:: DATASET ROWS

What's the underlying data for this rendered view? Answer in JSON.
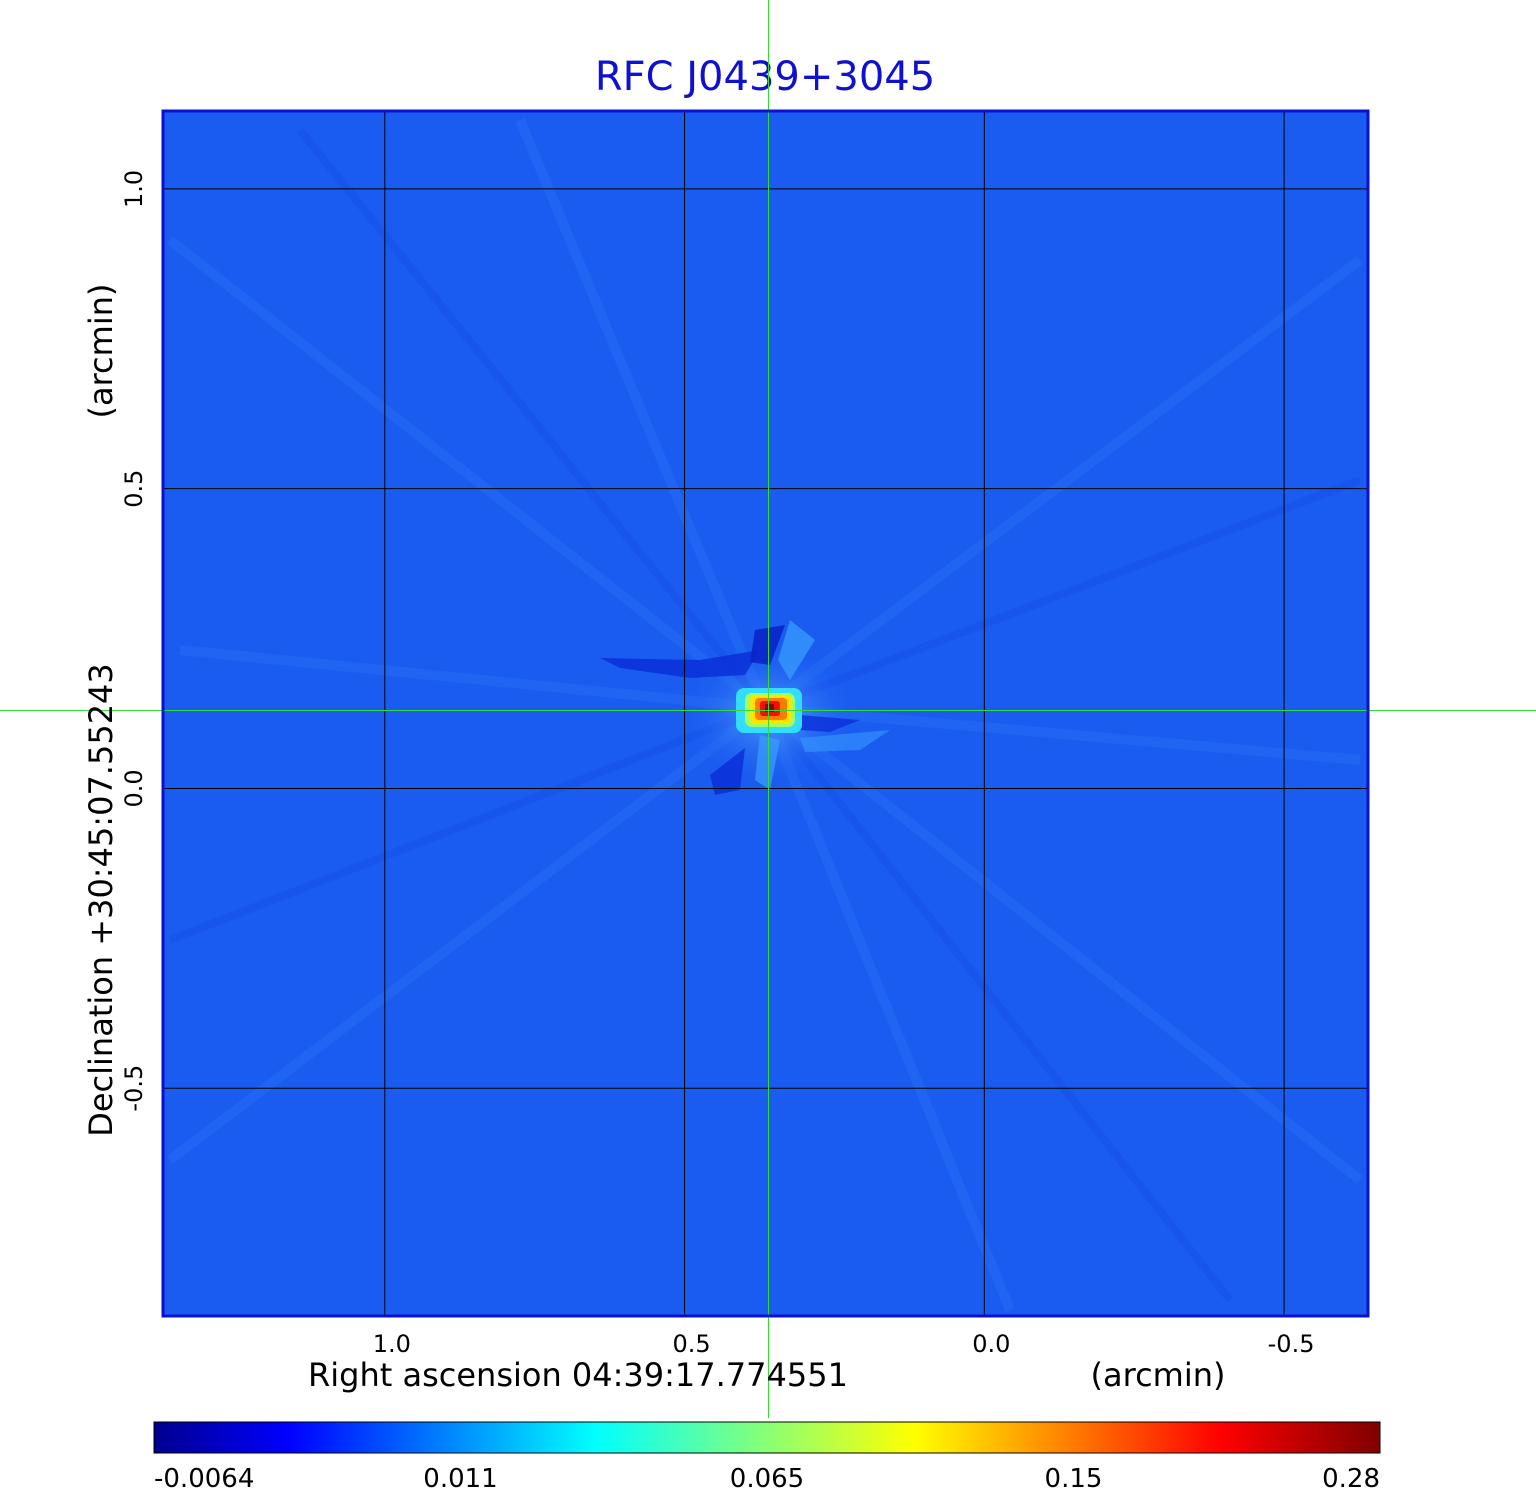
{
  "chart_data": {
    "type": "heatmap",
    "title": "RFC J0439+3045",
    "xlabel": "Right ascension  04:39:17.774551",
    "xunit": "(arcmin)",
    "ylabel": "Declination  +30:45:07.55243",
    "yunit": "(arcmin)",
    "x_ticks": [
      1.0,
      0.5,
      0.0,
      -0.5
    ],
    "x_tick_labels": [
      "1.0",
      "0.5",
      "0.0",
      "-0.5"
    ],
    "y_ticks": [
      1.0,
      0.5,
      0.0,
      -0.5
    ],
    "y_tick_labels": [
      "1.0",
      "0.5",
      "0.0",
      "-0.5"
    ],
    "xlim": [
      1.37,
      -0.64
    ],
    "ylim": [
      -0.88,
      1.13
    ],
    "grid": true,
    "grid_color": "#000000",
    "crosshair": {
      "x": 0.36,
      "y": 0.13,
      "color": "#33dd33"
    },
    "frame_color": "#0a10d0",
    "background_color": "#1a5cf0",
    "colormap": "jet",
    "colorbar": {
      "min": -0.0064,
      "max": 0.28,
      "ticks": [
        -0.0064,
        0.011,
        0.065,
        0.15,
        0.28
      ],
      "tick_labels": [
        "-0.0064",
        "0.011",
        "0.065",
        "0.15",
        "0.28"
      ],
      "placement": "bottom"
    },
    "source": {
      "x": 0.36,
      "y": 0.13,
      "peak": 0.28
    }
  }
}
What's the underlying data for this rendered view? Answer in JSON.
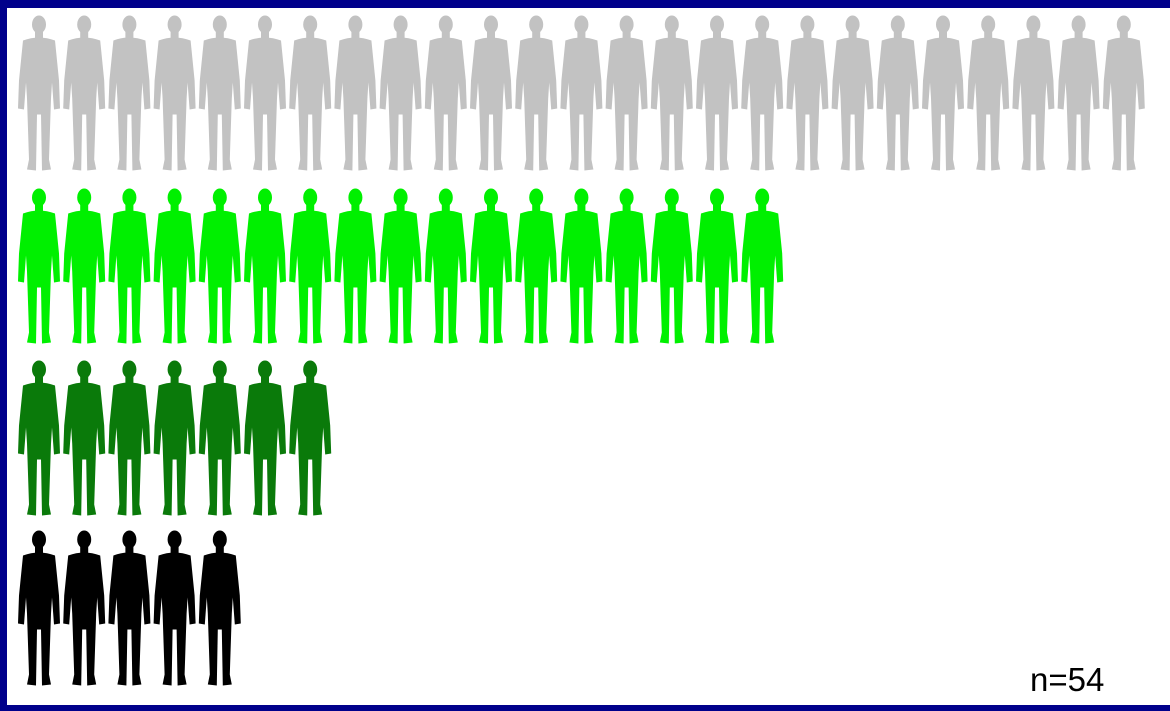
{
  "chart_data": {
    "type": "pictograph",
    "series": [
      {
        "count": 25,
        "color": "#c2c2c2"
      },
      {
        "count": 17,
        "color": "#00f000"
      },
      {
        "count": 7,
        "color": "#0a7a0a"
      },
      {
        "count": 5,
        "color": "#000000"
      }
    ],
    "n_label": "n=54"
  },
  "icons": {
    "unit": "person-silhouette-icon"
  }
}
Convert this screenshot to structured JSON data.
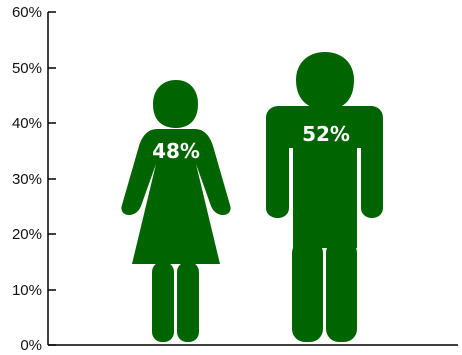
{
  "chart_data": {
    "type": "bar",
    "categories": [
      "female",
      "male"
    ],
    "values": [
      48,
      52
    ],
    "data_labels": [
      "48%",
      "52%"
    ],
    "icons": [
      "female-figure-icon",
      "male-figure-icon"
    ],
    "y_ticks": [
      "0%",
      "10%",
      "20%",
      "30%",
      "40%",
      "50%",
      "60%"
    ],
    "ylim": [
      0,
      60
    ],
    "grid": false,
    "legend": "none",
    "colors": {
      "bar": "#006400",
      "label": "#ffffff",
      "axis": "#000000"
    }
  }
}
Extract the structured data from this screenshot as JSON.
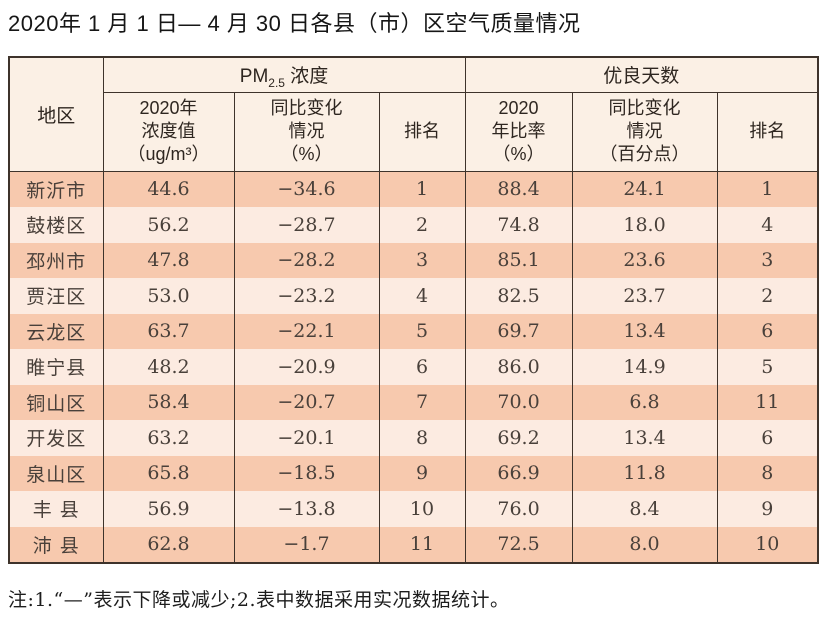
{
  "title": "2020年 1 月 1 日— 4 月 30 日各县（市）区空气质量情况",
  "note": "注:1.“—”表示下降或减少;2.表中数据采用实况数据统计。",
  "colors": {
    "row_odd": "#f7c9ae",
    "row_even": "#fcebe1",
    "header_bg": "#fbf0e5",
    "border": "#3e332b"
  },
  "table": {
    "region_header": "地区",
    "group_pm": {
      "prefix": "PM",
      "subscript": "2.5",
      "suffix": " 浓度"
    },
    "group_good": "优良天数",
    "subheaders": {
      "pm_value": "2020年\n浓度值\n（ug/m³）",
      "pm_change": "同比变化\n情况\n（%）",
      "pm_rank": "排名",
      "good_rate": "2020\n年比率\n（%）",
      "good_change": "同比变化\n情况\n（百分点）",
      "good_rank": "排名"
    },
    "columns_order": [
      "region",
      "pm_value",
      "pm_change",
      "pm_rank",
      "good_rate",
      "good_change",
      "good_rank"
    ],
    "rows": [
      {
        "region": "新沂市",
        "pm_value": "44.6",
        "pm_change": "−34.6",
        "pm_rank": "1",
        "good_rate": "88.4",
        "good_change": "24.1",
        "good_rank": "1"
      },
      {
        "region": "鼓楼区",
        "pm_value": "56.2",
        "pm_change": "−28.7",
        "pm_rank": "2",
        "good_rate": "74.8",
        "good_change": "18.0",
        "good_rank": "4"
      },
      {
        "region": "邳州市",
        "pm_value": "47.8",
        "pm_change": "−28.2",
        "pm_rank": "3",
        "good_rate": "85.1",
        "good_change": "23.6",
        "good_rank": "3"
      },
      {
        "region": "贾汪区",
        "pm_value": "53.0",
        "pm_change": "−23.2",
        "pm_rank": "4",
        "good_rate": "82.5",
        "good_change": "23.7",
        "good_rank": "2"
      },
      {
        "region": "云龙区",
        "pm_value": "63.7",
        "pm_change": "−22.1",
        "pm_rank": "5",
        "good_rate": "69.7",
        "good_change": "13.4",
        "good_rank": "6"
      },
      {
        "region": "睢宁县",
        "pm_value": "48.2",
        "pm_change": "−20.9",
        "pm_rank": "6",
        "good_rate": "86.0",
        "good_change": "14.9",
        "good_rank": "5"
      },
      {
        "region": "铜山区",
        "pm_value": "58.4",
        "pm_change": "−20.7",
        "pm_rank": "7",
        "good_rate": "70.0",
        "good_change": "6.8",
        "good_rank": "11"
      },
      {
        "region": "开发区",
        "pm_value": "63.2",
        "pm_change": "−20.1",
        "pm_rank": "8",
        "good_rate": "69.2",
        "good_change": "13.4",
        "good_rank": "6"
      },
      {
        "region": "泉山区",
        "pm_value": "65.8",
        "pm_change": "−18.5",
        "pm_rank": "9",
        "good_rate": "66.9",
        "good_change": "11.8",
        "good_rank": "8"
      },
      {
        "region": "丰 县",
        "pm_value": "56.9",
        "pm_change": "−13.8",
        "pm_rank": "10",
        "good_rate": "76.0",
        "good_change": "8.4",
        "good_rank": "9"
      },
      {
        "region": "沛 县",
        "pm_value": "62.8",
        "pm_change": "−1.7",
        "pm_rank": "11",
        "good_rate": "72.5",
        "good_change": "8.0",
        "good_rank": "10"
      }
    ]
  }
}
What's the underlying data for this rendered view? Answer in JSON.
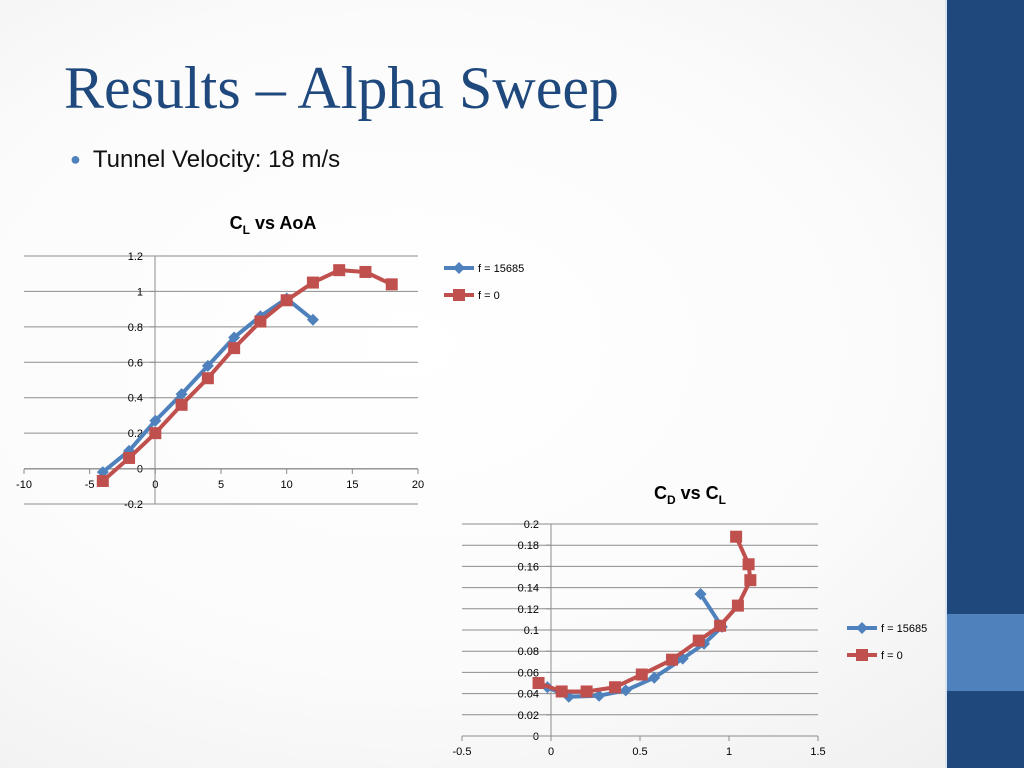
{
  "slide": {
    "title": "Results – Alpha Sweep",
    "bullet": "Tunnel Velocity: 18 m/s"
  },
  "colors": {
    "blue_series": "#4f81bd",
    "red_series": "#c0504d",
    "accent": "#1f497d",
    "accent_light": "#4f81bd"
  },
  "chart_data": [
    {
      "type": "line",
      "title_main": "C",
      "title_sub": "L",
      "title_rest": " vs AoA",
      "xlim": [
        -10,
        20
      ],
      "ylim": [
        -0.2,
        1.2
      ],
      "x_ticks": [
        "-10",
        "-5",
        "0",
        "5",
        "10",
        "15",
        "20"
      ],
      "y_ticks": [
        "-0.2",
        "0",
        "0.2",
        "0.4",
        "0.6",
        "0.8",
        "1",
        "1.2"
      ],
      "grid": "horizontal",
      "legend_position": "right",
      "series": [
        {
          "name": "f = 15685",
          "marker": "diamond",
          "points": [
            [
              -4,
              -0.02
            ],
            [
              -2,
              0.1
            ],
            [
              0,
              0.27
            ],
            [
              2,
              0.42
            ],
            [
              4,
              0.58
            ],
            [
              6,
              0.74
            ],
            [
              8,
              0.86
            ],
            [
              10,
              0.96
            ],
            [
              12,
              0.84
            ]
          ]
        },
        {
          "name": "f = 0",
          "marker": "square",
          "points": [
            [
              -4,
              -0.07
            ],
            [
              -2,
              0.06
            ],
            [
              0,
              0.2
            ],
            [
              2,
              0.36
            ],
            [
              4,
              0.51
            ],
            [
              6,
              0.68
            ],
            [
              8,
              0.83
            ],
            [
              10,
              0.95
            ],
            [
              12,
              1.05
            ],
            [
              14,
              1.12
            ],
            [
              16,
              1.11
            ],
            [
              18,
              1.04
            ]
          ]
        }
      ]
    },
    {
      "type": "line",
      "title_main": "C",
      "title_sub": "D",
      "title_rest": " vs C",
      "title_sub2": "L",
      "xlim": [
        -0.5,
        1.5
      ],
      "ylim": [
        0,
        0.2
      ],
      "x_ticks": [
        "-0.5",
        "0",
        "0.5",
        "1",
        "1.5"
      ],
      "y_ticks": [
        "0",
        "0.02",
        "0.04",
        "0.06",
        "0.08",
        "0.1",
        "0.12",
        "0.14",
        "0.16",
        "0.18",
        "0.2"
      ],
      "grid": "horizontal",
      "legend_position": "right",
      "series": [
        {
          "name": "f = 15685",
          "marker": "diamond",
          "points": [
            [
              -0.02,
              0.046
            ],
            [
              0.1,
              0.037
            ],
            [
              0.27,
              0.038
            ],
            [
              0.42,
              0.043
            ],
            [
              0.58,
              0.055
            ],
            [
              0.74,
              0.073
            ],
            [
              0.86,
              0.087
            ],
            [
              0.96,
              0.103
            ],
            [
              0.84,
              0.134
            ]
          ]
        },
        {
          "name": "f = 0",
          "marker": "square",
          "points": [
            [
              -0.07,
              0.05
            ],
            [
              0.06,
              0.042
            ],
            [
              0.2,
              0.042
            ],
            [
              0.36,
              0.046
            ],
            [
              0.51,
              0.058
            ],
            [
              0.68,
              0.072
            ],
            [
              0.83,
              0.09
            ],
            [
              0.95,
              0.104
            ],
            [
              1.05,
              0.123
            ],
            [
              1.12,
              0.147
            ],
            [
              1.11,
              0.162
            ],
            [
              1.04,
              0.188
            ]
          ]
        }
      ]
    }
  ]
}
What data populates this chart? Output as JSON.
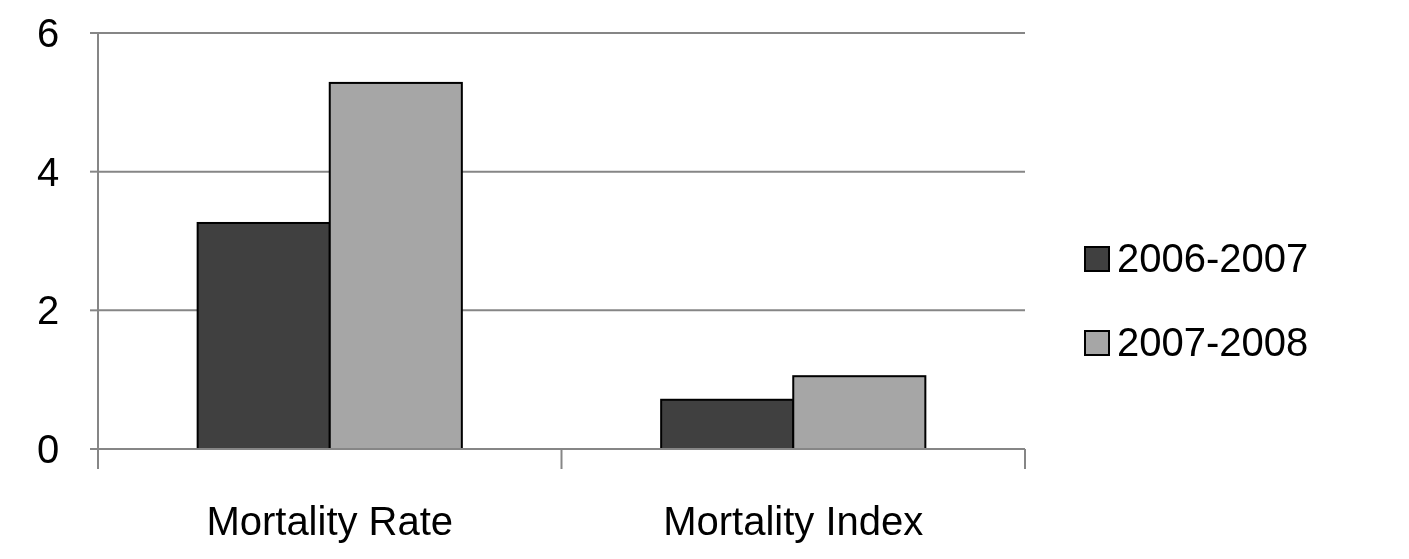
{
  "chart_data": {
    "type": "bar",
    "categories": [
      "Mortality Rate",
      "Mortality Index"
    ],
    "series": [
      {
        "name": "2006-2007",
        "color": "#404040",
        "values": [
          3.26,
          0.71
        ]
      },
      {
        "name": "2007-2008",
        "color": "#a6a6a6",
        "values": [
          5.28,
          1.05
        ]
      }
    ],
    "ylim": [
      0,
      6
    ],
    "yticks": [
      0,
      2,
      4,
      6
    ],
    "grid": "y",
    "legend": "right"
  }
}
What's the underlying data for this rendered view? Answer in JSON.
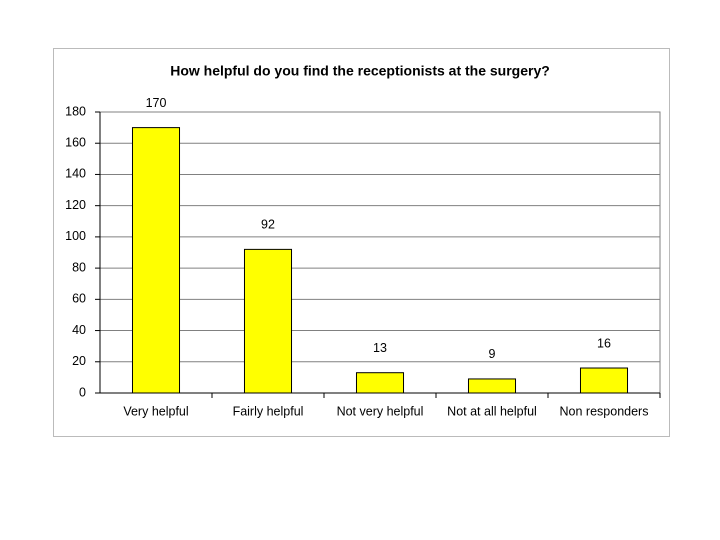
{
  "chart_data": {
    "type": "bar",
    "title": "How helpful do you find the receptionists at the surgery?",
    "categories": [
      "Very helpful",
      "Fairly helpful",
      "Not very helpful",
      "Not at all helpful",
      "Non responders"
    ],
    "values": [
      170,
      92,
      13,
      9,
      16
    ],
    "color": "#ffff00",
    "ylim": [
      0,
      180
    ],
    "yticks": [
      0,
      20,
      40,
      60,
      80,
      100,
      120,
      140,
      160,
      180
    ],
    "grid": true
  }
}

::::

* THE PROBLEM *
Copy out every line from the data above that has "helpful" in it.

* OUTPUT OF THE EXERCISE *
    "title": "How helpful do you find the receptionists at the surgery?",
      "Very helpful",
      "Fairly helpful",
      "Not very helpful",
      "Not at all helpful",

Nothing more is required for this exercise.